━━━ DATASET RECORDS

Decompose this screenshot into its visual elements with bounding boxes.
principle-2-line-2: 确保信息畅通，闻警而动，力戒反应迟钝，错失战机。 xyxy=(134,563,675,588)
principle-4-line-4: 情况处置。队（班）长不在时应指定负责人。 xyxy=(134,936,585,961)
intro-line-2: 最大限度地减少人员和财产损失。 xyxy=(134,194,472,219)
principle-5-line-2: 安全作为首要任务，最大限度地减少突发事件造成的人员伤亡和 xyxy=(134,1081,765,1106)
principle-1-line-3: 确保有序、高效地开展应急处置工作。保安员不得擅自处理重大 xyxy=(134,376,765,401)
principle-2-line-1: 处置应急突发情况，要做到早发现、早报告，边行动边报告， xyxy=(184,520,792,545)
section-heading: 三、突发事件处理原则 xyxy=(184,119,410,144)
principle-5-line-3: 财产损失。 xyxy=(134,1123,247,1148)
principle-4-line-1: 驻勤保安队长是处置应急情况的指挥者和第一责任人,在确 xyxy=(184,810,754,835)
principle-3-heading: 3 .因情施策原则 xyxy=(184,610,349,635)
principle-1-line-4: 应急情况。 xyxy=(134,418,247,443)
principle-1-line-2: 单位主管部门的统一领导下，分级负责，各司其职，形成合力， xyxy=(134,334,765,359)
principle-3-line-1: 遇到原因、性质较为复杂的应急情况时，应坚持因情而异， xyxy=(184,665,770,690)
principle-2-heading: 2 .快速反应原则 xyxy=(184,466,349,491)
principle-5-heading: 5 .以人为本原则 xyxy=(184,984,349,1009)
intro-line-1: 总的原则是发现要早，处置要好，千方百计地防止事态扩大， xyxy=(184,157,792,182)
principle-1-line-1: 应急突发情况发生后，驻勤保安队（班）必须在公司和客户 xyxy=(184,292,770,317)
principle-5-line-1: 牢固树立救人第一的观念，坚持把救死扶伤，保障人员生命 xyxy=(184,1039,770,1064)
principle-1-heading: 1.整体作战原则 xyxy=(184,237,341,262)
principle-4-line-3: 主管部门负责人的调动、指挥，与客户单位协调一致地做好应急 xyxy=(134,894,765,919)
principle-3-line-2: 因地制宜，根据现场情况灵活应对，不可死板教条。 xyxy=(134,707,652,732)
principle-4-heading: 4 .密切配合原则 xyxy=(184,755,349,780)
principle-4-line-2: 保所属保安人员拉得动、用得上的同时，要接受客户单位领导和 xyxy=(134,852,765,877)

━━━━━━

DIRECTIONS => Copy every line of the material above, keeping each character unchanged.

TASK OUTPUT =>
Decompose this screenshot into its visual elements with bounding boxes.
principle-2-line-2: 确保信息畅通，闻警而动，力戒反应迟钝，错失战机。 xyxy=(134,563,675,588)
principle-4-line-4: 情况处置。队（班）长不在时应指定负责人。 xyxy=(134,936,585,961)
intro-line-2: 最大限度地减少人员和财产损失。 xyxy=(134,194,472,219)
principle-5-line-2: 安全作为首要任务，最大限度地减少突发事件造成的人员伤亡和 xyxy=(134,1081,765,1106)
principle-1-line-3: 确保有序、高效地开展应急处置工作。保安员不得擅自处理重大 xyxy=(134,376,765,401)
principle-2-line-1: 处置应急突发情况，要做到早发现、早报告，边行动边报告， xyxy=(184,520,792,545)
section-heading: 三、突发事件处理原则 xyxy=(184,119,410,144)
principle-5-line-3: 财产损失。 xyxy=(134,1123,247,1148)
principle-4-line-1: 驻勤保安队长是处置应急情况的指挥者和第一责任人,在确 xyxy=(184,810,754,835)
principle-3-heading: 3 .因情施策原则 xyxy=(184,610,349,635)
principle-1-line-4: 应急情况。 xyxy=(134,418,247,443)
principle-1-line-2: 单位主管部门的统一领导下，分级负责，各司其职，形成合力， xyxy=(134,334,765,359)
principle-3-line-1: 遇到原因、性质较为复杂的应急情况时，应坚持因情而异， xyxy=(184,665,770,690)
principle-2-heading: 2 .快速反应原则 xyxy=(184,466,349,491)
principle-5-heading: 5 .以人为本原则 xyxy=(184,984,349,1009)
intro-line-1: 总的原则是发现要早，处置要好，千方百计地防止事态扩大， xyxy=(184,157,792,182)
principle-1-line-1: 应急突发情况发生后，驻勤保安队（班）必须在公司和客户 xyxy=(184,292,770,317)
principle-5-line-1: 牢固树立救人第一的观念，坚持把救死扶伤，保障人员生命 xyxy=(184,1039,770,1064)
principle-1-heading: 1.整体作战原则 xyxy=(184,237,341,262)
principle-4-line-3: 主管部门负责人的调动、指挥，与客户单位协调一致地做好应急 xyxy=(134,894,765,919)
principle-3-line-2: 因地制宜，根据现场情况灵活应对，不可死板教条。 xyxy=(134,707,652,732)
principle-4-heading: 4 .密切配合原则 xyxy=(184,755,349,780)
principle-4-line-2: 保所属保安人员拉得动、用得上的同时，要接受客户单位领导和 xyxy=(134,852,765,877)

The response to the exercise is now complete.